■ Task prompt ■
Drop the images; return everything else in the listing below exactly.

──────── Data provided ────────

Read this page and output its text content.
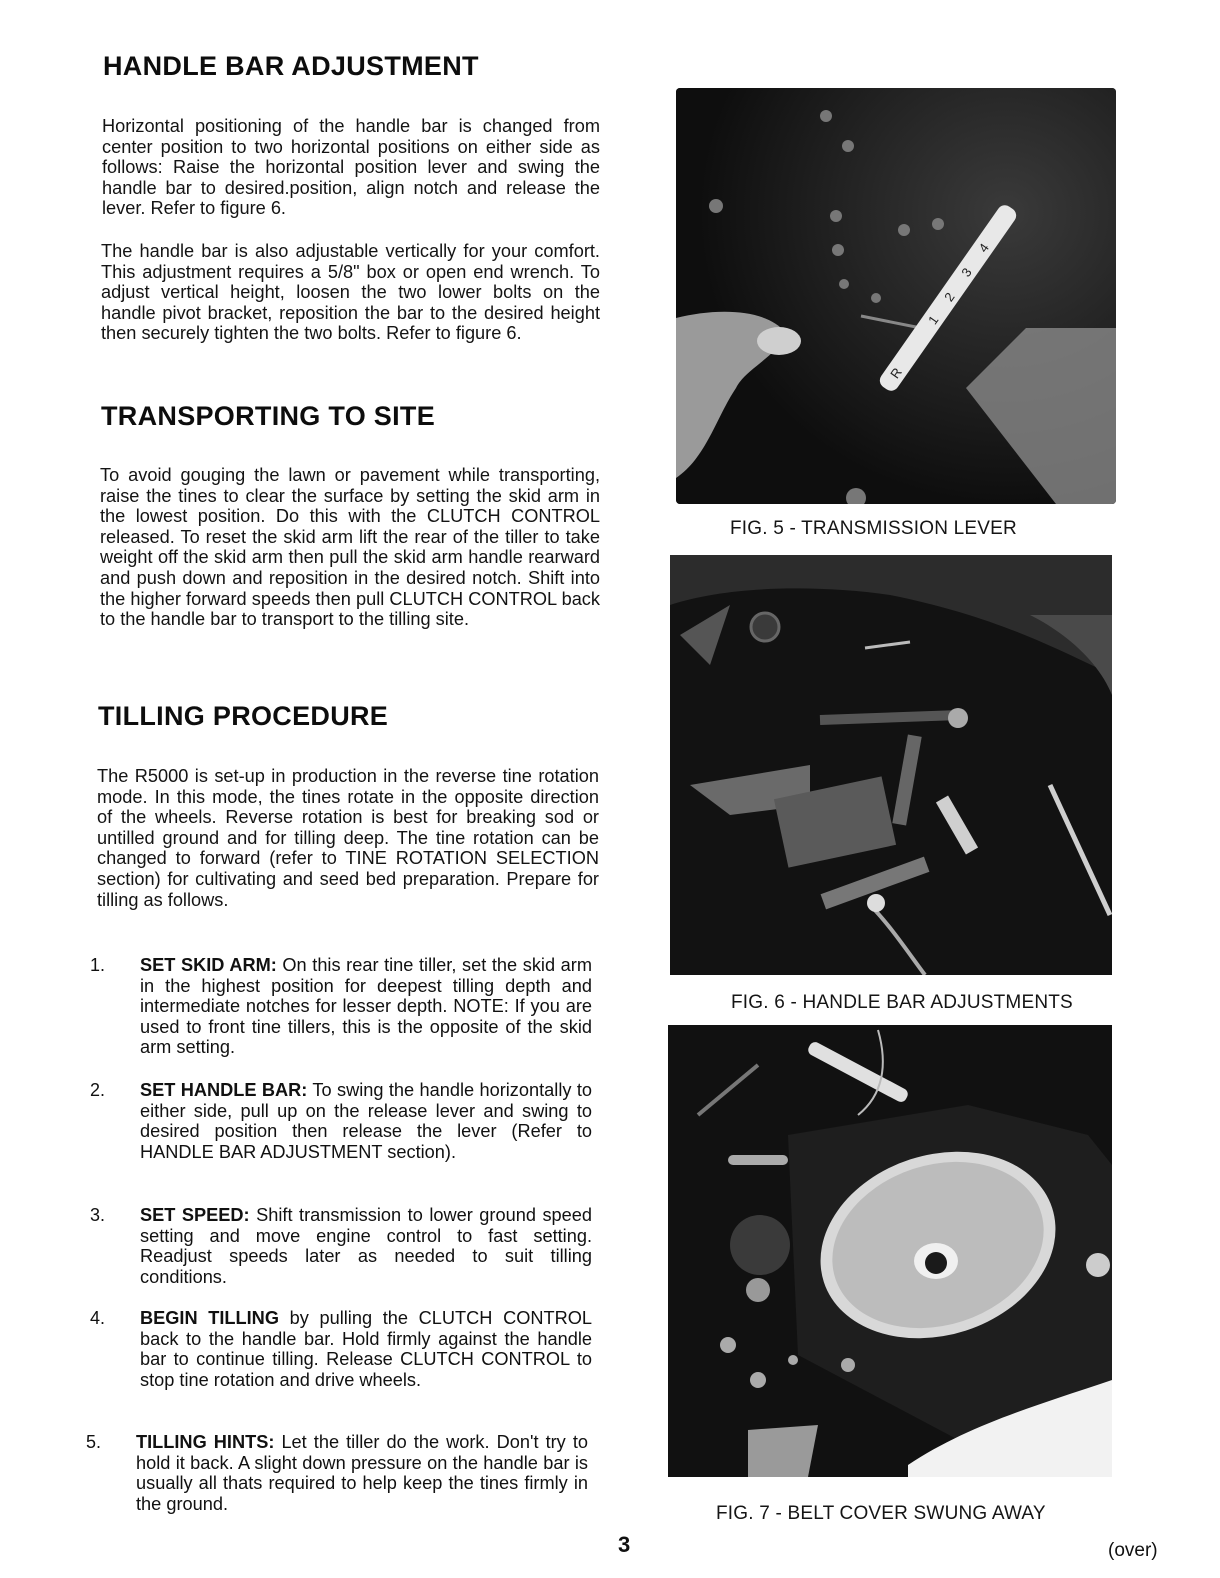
HANDLE BAR ADJUSTMENT

Horizontal positioning of the handle bar is changed from center position to two horizontal positions on either side as follows: Raise the horizontal position lever and swing the handle bar to desired.position, align notch and release the lever. Refer to figure 6.

The handle bar is also adjustable vertically for your comfort. This adjustment requires a 5/8" box or open end wrench. To adjust vertical height, loosen the two lower bolts on the handle pivot bracket, reposition the bar to the desired height then securely tighten the two bolts. Refer to figure 6.

TRANSPORTING TO SITE

To avoid gouging the lawn or pavement while transporting, raise the tines to clear the surface by setting the skid arm in the lowest position. Do this with the CLUTCH CONTROL released. To reset the skid arm lift the rear of the tiller to take weight off the skid arm then pull the skid arm handle rearward and push down and reposition in the desired notch. Shift into the higher forward speeds then pull CLUTCH CONTROL back to the handle bar to transport to the tilling site.

TILLING PROCEDURE

The R5000 is set-up in production in the reverse tine rotation mode. In this mode, the tines rotate in the opposite direction of the wheels. Reverse rotation is best for breaking sod or untilled ground and for tilling deep. The tine rotation can be changed to forward (refer to TINE ROTATION SELECTION section) for cultivating and seed bed preparation. Prepare for tilling as follows.

1. SET SKID ARM: On this rear tine tiller, set the skid arm in the highest position for deepest tilling depth and intermediate notches for lesser depth. NOTE: If you are used to front tine tillers, this is the opposite of the skid arm setting.

2. SET HANDLE BAR: To swing the handle horizontally to either side, pull up on the release lever and swing to desired position then release the lever (Refer to HANDLE BAR ADJUSTMENT section).

3. SET SPEED: Shift transmission to lower ground speed setting and move engine control to fast setting. Readjust speeds later as needed to suit tilling conditions.

4. BEGIN TILLING by pulling the CLUTCH CONTROL back to the handle bar. Hold firmly against the handle bar to continue tilling. Release CLUTCH CONTROL to stop tine rotation and drive wheels.

5. TILLING HINTS: Let the tiller do the work. Don't try to hold it back. A slight down pressure on the handle bar is usually all thats required to help keep the tines firmly in the ground.

R
1
2
3
4
FIG. 5 - TRANSMISSION LEVER
FIG. 6 - HANDLE BAR ADJUSTMENTS
FIG. 7 - BELT COVER SWUNG AWAY
3	(over)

────────

■ Completed task ■
Read this page and output its text content.
HANDLE BAR ADJUSTMENT

Horizontal positioning of the handle bar is changed from center position to two horizontal positions on either side as follows: Raise the horizontal position lever and swing the handle bar to desired.position, align notch and release the lever. Refer to figure 6.

The handle bar is also adjustable vertically for your comfort. This adjustment requires a 5/8" box or open end wrench. To adjust vertical height, loosen the two lower bolts on the handle pivot bracket, reposition the bar to the desired height then securely tighten the two bolts. Refer to figure 6.

TRANSPORTING TO SITE

To avoid gouging the lawn or pavement while transporting, raise the tines to clear the surface by setting the skid arm in the lowest position. Do this with the CLUTCH CONTROL released. To reset the skid arm lift the rear of the tiller to take weight off the skid arm then pull the skid arm handle rearward and push down and reposition in the desired notch. Shift into the higher forward speeds then pull CLUTCH CONTROL back to the handle bar to transport to the tilling site.

TILLING PROCEDURE

The R5000 is set-up in production in the reverse tine rotation mode. In this mode, the tines rotate in the opposite direction of the wheels. Reverse rotation is best for breaking sod or untilled ground and for tilling deep. The tine rotation can be changed to forward (refer to TINE ROTATION SELECTION section) for cultivating and seed bed preparation. Prepare for tilling as follows.

1. SET SKID ARM: On this rear tine tiller, set the skid arm in the highest position for deepest tilling depth and intermediate notches for lesser depth. NOTE: If you are used to front tine tillers, this is the opposite of the skid arm setting.

2. SET HANDLE BAR: To swing the handle horizontally to either side, pull up on the release lever and swing to desired position then release the lever (Refer to HANDLE BAR ADJUSTMENT section).

3. SET SPEED: Shift transmission to lower ground speed setting and move engine control to fast setting. Readjust speeds later as needed to suit tilling conditions.

4. BEGIN TILLING by pulling the CLUTCH CONTROL back to the handle bar. Hold firmly against the handle bar to continue tilling. Release CLUTCH CONTROL to stop tine rotation and drive wheels.

5. TILLING HINTS: Let the tiller do the work. Don't try to hold it back. A slight down pressure on the handle bar is usually all thats required to help keep the tines firmly in the ground.

R
1
2
3
4
FIG. 5 - TRANSMISSION LEVER
FIG. 6 - HANDLE BAR ADJUSTMENTS
FIG. 7 - BELT COVER SWUNG AWAY
3	(over)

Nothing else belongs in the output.